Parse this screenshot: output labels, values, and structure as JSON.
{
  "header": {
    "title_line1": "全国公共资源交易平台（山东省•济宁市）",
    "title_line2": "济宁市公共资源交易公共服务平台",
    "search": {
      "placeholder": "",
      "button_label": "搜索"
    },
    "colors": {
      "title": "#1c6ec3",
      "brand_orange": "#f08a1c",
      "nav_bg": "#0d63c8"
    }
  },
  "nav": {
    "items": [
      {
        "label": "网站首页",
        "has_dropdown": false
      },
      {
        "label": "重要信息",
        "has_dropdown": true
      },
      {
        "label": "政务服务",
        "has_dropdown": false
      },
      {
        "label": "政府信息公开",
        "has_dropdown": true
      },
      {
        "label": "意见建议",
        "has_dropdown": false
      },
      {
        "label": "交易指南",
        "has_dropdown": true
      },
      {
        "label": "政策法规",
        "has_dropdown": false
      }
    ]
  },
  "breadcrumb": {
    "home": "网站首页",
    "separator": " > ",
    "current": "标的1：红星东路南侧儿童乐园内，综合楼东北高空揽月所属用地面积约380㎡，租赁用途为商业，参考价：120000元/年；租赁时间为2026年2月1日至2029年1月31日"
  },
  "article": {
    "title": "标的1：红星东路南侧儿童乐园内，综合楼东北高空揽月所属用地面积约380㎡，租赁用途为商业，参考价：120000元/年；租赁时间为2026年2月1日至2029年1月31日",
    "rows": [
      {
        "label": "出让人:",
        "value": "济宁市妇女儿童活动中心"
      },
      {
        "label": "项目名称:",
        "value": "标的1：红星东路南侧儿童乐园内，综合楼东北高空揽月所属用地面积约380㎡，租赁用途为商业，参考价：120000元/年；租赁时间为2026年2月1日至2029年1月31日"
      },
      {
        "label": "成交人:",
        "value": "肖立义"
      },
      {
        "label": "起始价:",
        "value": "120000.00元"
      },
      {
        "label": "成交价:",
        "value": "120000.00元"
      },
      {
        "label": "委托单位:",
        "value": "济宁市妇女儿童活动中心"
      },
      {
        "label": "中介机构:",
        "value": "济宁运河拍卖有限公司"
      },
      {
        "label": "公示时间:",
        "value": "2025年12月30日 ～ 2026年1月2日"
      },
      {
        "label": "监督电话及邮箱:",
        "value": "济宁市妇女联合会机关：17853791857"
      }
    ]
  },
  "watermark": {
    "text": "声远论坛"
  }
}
---
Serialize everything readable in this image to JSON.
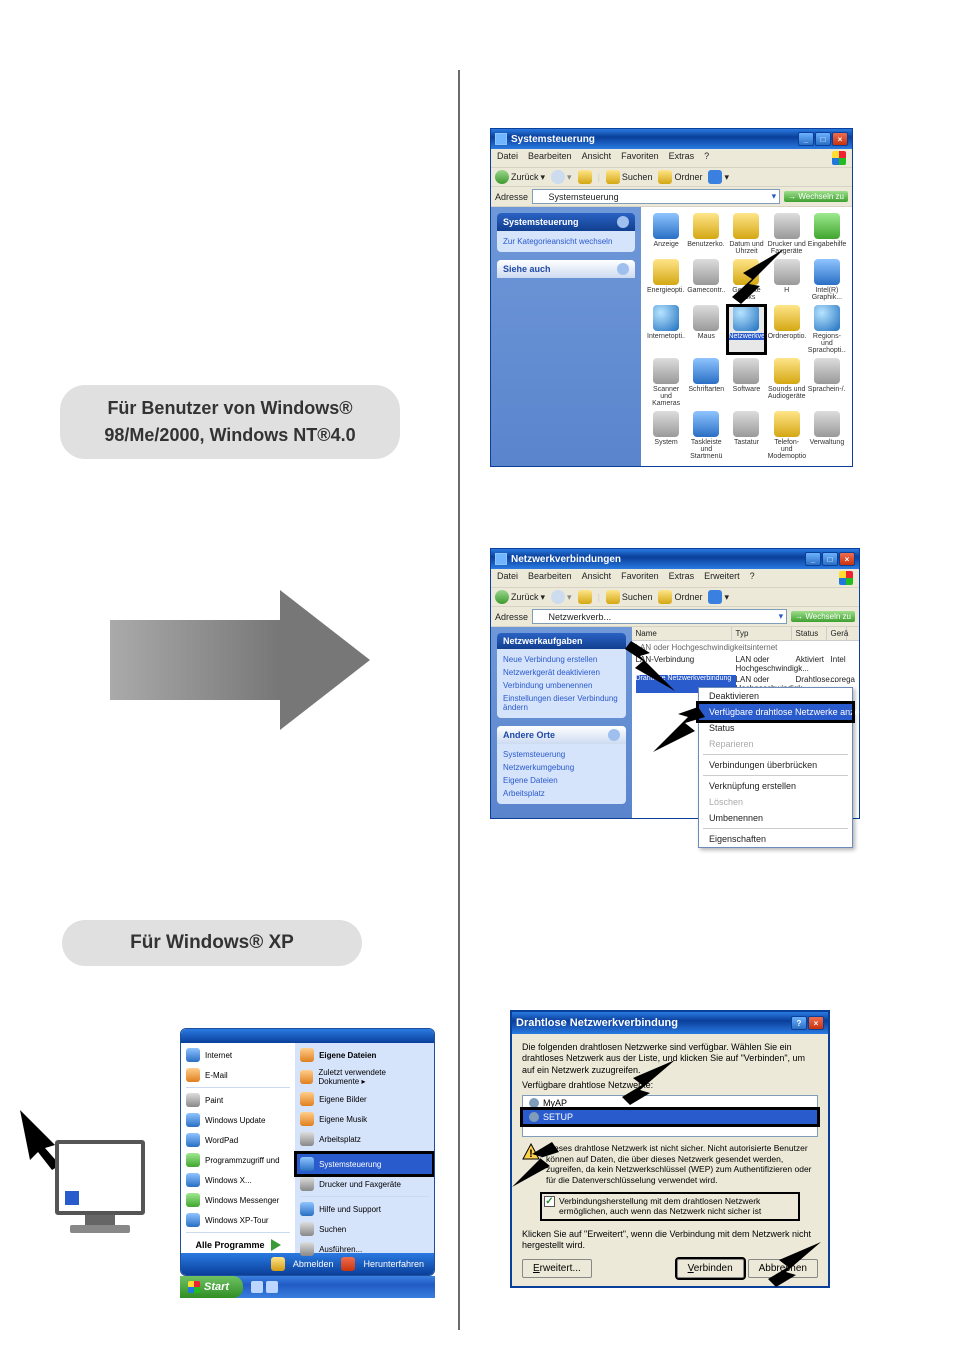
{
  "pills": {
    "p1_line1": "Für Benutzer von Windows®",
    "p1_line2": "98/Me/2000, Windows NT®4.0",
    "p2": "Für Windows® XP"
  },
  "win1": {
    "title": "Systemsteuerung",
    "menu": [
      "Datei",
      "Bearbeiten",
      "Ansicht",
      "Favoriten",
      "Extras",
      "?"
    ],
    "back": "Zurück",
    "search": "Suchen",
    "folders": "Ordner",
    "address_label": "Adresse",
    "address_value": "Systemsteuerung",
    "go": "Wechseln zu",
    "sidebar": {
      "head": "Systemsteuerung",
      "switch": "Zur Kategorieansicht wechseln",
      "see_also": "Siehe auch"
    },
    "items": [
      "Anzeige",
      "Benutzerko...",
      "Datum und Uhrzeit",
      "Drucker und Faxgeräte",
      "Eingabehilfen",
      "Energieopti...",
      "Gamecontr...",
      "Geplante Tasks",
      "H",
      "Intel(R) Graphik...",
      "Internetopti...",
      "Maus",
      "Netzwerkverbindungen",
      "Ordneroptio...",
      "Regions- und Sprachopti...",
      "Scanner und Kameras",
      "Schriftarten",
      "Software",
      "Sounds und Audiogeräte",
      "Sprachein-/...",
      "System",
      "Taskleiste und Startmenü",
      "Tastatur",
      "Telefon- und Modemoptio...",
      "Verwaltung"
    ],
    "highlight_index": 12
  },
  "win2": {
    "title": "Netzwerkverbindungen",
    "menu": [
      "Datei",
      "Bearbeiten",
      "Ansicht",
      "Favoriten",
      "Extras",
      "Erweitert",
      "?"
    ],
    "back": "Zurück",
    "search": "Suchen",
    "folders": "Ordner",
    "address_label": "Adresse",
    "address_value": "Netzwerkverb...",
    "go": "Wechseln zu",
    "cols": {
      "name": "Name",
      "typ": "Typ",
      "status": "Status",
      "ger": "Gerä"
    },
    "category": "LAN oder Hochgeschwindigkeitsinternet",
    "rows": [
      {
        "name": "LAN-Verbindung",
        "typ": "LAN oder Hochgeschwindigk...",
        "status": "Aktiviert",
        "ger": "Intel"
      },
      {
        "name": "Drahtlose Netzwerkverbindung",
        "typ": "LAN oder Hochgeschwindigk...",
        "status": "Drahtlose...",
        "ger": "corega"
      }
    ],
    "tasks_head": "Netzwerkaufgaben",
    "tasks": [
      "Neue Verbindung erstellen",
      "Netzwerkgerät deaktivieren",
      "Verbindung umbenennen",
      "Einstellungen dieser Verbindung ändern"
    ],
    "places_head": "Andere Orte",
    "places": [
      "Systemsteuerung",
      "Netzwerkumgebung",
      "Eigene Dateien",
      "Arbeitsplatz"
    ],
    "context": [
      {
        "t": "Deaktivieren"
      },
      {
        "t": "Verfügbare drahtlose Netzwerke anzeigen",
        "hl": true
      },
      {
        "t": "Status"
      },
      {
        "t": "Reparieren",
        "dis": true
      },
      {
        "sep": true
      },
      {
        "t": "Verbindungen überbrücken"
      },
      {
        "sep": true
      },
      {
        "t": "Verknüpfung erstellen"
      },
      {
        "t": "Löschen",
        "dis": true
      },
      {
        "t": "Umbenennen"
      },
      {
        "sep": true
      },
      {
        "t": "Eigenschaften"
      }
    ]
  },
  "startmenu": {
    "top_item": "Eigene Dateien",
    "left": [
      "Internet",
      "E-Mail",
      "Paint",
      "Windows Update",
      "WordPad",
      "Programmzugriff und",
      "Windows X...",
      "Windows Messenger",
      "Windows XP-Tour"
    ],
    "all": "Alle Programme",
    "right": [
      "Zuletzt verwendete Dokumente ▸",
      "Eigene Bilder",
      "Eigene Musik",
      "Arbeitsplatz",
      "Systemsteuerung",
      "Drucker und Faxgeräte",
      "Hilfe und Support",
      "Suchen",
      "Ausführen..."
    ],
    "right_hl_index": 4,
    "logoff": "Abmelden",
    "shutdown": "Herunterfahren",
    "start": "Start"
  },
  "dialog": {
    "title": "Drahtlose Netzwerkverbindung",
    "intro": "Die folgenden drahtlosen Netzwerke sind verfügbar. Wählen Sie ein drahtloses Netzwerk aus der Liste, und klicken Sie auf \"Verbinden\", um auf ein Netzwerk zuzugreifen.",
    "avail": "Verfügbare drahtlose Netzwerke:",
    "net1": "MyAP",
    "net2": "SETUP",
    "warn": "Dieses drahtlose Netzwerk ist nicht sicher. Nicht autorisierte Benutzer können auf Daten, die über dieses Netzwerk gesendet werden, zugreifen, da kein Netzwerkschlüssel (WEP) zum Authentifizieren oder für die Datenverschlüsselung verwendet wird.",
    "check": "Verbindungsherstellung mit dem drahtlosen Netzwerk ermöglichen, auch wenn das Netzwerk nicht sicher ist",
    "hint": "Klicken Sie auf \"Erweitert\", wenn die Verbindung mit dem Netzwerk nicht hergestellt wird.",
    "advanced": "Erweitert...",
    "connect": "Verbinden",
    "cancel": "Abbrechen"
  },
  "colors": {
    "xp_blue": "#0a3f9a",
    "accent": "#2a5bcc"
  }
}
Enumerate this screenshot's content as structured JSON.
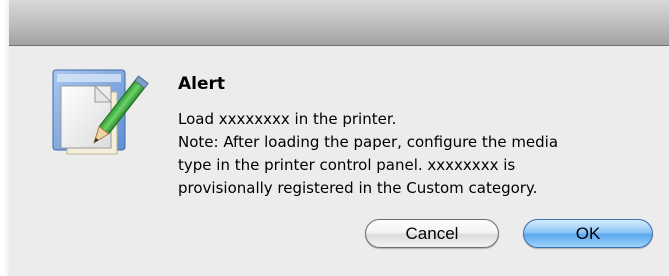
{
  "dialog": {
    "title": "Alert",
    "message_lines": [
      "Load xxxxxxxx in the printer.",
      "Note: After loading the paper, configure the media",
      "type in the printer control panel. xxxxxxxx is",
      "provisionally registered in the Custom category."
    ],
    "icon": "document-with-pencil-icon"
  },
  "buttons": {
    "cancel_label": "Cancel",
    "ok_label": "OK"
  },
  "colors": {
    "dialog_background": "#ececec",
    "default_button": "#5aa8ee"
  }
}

What is required: Looking at the data above, how many lines hold the word "Netzwerkverbindungen"? Respond with the number alone.

The completed task: 2